Extract every line of the material that holds the string "minutos".
═════ Provided information ═════
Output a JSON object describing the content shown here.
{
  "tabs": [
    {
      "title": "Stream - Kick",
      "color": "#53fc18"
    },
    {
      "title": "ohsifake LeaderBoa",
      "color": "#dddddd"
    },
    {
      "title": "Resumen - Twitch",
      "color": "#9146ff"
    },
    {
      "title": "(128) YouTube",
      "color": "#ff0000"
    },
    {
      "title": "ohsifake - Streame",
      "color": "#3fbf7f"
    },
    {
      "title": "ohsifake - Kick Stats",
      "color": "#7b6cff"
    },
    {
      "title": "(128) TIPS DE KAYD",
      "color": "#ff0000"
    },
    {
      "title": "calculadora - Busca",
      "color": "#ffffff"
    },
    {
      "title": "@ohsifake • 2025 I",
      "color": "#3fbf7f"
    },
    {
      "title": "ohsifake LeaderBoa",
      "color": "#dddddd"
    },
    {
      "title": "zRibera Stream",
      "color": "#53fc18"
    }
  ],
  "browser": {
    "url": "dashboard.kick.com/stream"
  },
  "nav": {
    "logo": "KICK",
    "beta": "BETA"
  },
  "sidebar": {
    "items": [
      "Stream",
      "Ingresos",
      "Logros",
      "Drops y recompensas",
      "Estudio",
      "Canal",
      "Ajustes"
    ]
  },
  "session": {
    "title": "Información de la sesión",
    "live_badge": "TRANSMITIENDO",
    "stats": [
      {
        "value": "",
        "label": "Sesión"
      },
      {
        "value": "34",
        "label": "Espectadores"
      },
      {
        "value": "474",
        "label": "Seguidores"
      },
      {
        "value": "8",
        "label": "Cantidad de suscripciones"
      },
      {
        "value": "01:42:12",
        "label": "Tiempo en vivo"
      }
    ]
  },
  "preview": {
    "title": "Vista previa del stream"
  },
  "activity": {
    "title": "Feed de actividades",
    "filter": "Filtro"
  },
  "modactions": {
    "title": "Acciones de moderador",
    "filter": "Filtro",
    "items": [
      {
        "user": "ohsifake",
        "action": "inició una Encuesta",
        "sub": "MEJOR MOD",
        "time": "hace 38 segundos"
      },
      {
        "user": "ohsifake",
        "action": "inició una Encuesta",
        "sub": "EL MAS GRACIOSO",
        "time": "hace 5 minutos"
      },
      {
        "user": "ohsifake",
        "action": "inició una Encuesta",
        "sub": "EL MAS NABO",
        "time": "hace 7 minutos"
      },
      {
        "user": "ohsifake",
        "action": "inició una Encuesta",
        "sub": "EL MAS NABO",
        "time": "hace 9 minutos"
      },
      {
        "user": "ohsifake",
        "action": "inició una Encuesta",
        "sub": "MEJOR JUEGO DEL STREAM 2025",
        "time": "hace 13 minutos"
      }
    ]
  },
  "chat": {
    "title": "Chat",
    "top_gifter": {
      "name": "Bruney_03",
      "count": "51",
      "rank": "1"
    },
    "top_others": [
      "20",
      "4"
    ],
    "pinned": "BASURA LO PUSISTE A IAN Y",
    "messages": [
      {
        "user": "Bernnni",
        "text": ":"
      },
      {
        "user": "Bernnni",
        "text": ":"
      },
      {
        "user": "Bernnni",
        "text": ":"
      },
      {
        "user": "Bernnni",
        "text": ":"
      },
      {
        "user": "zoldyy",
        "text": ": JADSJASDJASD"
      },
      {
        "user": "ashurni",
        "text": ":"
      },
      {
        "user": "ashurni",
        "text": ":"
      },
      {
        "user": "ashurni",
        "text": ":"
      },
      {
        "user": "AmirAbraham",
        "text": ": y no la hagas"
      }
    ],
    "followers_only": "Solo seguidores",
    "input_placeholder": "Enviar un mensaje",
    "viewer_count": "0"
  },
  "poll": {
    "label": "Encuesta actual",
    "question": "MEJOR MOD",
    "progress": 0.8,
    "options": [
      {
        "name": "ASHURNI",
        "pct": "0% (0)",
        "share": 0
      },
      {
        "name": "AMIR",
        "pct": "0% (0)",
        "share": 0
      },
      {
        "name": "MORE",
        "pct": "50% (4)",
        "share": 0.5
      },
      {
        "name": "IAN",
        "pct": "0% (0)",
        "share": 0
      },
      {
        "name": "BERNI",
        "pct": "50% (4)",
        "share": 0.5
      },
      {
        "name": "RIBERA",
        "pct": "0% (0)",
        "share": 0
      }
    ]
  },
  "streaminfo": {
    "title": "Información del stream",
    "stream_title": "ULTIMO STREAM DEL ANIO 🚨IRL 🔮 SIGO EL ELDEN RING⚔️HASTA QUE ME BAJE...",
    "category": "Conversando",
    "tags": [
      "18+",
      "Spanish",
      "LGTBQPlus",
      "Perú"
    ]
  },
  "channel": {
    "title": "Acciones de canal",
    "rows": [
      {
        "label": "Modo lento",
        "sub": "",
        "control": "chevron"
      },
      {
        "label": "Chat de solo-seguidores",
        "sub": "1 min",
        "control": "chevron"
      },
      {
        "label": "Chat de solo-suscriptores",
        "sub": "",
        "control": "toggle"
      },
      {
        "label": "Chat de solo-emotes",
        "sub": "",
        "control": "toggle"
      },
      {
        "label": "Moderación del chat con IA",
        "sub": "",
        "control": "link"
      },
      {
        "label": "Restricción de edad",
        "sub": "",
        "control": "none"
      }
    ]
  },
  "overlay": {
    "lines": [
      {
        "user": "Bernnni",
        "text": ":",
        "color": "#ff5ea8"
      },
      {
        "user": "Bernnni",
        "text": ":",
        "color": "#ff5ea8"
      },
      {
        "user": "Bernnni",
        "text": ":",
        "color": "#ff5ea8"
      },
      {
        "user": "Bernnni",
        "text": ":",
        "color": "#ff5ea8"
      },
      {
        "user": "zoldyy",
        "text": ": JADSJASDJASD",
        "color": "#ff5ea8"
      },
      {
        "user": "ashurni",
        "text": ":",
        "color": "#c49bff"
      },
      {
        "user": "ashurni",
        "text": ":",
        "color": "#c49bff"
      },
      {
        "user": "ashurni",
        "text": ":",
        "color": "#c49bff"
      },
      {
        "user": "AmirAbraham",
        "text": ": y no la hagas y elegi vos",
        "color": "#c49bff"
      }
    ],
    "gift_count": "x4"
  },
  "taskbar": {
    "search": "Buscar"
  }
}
═════
*In response*
        "time": "hace 5 minutos"
        "time": "hace 7 minutos"
        "time": "hace 9 minutos"
        "time": "hace 13 minutos"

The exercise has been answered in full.